▶ EXERCISE:
State how many lines of the entries hold the string "name", and output nothing but that count.

** START **

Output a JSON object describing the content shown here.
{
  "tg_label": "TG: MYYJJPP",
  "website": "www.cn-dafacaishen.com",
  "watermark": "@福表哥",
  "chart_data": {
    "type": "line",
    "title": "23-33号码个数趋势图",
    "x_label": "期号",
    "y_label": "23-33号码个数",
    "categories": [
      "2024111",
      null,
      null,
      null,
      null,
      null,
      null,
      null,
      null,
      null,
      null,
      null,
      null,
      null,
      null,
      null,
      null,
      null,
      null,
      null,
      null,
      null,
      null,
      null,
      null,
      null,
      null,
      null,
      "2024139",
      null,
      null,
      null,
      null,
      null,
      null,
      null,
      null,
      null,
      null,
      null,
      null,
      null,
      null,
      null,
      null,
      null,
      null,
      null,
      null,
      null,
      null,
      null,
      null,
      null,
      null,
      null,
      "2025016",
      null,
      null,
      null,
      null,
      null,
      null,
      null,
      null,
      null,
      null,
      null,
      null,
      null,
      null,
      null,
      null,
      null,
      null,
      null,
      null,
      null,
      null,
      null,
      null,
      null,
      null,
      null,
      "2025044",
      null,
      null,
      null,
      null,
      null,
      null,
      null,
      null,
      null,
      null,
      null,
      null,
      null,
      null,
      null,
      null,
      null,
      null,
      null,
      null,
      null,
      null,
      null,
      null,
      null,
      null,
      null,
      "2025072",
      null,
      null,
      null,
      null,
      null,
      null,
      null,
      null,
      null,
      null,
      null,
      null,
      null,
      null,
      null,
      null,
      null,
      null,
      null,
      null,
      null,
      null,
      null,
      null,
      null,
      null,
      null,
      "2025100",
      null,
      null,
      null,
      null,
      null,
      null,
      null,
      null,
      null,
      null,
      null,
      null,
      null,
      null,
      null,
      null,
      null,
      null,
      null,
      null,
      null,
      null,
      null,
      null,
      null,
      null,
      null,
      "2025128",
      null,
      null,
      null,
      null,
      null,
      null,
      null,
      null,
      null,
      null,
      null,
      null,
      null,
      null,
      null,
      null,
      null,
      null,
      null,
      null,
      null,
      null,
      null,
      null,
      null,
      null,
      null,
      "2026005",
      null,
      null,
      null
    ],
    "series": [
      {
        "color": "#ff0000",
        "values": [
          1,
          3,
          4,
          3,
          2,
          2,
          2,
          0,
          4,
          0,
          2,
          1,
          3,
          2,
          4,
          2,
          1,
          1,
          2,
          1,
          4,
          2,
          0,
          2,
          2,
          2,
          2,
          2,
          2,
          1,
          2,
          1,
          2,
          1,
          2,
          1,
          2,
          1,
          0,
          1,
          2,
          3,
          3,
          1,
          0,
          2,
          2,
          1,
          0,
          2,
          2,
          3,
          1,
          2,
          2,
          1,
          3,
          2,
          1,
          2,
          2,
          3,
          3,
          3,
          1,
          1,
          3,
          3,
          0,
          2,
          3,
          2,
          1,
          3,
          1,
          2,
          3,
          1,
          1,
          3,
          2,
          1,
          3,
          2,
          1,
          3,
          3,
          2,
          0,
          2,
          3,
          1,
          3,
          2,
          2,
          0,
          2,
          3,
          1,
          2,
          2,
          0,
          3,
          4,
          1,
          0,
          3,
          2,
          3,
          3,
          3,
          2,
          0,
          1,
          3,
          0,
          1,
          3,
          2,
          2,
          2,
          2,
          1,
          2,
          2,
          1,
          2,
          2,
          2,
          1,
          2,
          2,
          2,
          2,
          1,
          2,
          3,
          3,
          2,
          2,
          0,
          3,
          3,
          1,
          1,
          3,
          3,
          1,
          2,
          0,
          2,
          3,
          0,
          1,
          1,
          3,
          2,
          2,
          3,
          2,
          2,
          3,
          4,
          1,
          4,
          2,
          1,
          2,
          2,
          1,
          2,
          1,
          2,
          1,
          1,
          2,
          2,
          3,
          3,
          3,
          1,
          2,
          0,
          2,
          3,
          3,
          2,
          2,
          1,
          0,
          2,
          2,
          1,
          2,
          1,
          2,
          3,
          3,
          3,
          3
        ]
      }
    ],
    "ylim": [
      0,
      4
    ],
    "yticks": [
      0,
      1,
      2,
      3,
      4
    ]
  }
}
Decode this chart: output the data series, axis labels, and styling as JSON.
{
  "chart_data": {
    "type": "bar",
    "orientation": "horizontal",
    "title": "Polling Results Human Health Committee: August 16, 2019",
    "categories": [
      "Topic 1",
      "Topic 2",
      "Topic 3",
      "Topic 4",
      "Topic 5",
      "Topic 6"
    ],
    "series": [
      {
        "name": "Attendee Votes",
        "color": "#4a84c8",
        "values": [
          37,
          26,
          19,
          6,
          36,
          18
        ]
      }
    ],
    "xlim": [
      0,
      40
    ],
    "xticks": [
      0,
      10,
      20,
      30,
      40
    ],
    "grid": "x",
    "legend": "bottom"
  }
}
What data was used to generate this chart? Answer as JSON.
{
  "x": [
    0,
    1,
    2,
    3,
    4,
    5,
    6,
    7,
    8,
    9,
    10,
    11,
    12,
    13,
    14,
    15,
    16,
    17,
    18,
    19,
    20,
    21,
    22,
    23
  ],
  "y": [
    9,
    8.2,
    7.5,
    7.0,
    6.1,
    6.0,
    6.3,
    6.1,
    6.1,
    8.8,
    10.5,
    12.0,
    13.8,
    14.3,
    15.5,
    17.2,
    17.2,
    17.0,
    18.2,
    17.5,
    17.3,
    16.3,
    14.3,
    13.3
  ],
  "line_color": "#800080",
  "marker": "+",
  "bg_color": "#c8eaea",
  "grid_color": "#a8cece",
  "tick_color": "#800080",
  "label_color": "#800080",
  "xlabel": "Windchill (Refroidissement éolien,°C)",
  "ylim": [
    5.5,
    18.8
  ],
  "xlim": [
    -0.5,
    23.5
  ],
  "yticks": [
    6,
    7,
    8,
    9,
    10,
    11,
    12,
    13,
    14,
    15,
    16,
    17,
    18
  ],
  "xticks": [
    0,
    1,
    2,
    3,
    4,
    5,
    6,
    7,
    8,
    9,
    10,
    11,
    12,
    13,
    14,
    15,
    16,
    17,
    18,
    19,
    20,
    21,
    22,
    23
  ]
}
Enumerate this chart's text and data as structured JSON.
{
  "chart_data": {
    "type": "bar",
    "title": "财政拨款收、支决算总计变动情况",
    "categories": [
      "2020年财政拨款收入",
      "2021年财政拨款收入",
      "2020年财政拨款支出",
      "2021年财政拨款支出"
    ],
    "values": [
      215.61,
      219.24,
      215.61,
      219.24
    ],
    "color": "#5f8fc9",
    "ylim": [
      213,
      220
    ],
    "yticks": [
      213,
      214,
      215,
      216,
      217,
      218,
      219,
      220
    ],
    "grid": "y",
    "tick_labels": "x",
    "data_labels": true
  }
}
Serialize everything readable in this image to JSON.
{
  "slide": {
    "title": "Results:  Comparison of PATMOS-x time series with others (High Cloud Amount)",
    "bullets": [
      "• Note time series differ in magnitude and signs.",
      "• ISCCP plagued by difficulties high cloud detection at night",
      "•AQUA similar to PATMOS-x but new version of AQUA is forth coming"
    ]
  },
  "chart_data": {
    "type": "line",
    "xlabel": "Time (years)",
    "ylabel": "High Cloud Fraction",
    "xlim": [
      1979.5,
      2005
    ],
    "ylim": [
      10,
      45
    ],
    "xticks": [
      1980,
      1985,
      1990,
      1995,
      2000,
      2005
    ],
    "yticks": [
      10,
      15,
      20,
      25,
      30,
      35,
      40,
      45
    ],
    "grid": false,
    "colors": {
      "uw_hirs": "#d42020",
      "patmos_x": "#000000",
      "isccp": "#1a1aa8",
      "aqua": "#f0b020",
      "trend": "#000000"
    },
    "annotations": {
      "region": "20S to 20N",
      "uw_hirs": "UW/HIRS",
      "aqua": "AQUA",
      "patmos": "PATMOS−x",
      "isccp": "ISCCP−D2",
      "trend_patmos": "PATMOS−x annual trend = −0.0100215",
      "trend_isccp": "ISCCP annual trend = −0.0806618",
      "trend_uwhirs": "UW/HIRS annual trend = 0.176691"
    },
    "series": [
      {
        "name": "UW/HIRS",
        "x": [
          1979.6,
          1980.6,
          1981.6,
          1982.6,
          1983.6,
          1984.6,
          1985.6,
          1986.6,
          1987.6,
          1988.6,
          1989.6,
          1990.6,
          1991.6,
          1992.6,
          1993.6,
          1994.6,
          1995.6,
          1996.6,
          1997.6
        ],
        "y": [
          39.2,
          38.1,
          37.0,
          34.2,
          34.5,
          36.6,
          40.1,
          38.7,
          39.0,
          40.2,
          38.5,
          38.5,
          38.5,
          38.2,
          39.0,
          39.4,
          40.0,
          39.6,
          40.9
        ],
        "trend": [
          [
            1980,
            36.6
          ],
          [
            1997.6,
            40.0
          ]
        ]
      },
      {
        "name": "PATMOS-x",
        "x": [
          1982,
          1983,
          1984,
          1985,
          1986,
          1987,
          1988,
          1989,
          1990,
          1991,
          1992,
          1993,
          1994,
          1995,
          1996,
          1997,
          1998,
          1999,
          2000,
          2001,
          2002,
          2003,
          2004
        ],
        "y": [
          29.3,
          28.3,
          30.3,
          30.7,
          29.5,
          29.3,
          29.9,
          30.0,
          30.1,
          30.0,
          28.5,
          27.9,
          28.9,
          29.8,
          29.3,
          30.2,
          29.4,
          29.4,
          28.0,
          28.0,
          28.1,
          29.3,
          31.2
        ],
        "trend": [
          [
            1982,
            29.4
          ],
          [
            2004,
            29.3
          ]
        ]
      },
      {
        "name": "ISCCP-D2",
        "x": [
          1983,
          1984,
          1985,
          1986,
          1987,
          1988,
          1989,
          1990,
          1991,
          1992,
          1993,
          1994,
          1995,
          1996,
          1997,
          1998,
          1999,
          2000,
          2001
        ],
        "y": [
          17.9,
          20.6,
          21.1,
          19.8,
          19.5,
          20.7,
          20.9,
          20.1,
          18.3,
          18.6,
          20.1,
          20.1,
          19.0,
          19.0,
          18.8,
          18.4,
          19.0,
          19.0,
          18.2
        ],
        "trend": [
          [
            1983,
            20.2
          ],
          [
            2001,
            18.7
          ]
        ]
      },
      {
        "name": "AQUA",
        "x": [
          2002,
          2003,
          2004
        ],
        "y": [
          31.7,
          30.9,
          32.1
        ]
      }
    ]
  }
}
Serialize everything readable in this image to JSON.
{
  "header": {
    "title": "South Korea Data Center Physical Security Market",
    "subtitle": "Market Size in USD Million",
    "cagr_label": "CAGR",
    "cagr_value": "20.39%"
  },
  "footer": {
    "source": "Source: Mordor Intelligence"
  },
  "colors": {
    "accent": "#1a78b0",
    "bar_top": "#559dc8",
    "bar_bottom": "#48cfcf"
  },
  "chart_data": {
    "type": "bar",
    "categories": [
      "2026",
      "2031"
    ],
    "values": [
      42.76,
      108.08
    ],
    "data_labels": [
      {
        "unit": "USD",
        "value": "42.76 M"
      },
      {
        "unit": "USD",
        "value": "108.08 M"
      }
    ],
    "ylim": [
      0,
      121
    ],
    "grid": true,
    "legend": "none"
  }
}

** END **

▶ THE SOLUTION:
5